→ **STORED RECORDS**
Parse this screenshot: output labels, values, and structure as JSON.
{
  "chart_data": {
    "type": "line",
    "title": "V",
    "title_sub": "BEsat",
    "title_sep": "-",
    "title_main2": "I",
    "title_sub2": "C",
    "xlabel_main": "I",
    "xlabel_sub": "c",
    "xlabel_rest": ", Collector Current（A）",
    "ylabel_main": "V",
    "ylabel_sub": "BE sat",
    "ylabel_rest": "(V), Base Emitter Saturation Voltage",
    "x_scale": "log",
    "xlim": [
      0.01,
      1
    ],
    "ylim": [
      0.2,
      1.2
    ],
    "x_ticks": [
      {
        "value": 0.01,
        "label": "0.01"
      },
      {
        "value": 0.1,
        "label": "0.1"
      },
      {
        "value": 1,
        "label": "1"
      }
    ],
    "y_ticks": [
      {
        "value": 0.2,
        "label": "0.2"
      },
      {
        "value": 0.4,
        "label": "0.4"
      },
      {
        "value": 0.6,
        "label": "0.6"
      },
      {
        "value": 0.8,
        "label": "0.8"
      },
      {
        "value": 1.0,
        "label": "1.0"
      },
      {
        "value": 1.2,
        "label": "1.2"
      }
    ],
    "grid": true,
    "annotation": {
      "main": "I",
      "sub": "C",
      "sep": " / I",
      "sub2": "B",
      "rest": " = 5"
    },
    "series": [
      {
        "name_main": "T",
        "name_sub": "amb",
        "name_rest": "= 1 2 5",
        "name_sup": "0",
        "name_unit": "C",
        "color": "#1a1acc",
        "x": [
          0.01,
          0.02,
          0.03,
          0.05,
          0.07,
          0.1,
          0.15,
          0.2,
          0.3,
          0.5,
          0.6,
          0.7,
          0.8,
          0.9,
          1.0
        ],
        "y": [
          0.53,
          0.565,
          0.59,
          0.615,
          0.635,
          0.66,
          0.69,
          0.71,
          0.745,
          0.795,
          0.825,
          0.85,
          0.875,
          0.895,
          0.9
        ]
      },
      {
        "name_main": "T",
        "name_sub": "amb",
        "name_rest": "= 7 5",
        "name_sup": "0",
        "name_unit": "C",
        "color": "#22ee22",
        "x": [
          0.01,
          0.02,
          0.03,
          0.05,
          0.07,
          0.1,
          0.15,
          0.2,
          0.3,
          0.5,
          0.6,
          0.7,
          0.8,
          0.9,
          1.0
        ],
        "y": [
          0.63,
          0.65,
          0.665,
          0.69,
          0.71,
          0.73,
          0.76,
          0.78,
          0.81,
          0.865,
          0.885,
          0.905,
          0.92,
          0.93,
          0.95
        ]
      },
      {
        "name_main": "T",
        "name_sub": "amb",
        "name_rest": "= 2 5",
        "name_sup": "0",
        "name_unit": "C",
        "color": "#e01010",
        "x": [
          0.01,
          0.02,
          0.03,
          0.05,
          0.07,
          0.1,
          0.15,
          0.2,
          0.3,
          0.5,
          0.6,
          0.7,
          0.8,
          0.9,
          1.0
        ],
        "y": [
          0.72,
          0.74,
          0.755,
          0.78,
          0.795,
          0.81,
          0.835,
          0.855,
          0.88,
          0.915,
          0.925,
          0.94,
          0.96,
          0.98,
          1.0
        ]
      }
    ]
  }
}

→ **TASK PROMPT**
Copy every record above exactly as it appears.

→ **REPLY TO THE EXERCISE**
Parse this screenshot: output labels, values, and structure as JSON.
{
  "chart_data": {
    "type": "line",
    "title": "V",
    "title_sub": "BEsat",
    "title_sep": "-",
    "title_main2": "I",
    "title_sub2": "C",
    "xlabel_main": "I",
    "xlabel_sub": "c",
    "xlabel_rest": ", Collector Current（A）",
    "ylabel_main": "V",
    "ylabel_sub": "BE sat",
    "ylabel_rest": "(V), Base Emitter Saturation Voltage",
    "x_scale": "log",
    "xlim": [
      0.01,
      1
    ],
    "ylim": [
      0.2,
      1.2
    ],
    "x_ticks": [
      {
        "value": 0.01,
        "label": "0.01"
      },
      {
        "value": 0.1,
        "label": "0.1"
      },
      {
        "value": 1,
        "label": "1"
      }
    ],
    "y_ticks": [
      {
        "value": 0.2,
        "label": "0.2"
      },
      {
        "value": 0.4,
        "label": "0.4"
      },
      {
        "value": 0.6,
        "label": "0.6"
      },
      {
        "value": 0.8,
        "label": "0.8"
      },
      {
        "value": 1.0,
        "label": "1.0"
      },
      {
        "value": 1.2,
        "label": "1.2"
      }
    ],
    "grid": true,
    "annotation": {
      "main": "I",
      "sub": "C",
      "sep": " / I",
      "sub2": "B",
      "rest": " = 5"
    },
    "series": [
      {
        "name_main": "T",
        "name_sub": "amb",
        "name_rest": "= 1 2 5",
        "name_sup": "0",
        "name_unit": "C",
        "color": "#1a1acc",
        "x": [
          0.01,
          0.02,
          0.03,
          0.05,
          0.07,
          0.1,
          0.15,
          0.2,
          0.3,
          0.5,
          0.6,
          0.7,
          0.8,
          0.9,
          1.0
        ],
        "y": [
          0.53,
          0.565,
          0.59,
          0.615,
          0.635,
          0.66,
          0.69,
          0.71,
          0.745,
          0.795,
          0.825,
          0.85,
          0.875,
          0.895,
          0.9
        ]
      },
      {
        "name_main": "T",
        "name_sub": "amb",
        "name_rest": "= 7 5",
        "name_sup": "0",
        "name_unit": "C",
        "color": "#22ee22",
        "x": [
          0.01,
          0.02,
          0.03,
          0.05,
          0.07,
          0.1,
          0.15,
          0.2,
          0.3,
          0.5,
          0.6,
          0.7,
          0.8,
          0.9,
          1.0
        ],
        "y": [
          0.63,
          0.65,
          0.665,
          0.69,
          0.71,
          0.73,
          0.76,
          0.78,
          0.81,
          0.865,
          0.885,
          0.905,
          0.92,
          0.93,
          0.95
        ]
      },
      {
        "name_main": "T",
        "name_sub": "amb",
        "name_rest": "= 2 5",
        "name_sup": "0",
        "name_unit": "C",
        "color": "#e01010",
        "x": [
          0.01,
          0.02,
          0.03,
          0.05,
          0.07,
          0.1,
          0.15,
          0.2,
          0.3,
          0.5,
          0.6,
          0.7,
          0.8,
          0.9,
          1.0
        ],
        "y": [
          0.72,
          0.74,
          0.755,
          0.78,
          0.795,
          0.81,
          0.835,
          0.855,
          0.88,
          0.915,
          0.925,
          0.94,
          0.96,
          0.98,
          1.0
        ]
      }
    ]
  }
}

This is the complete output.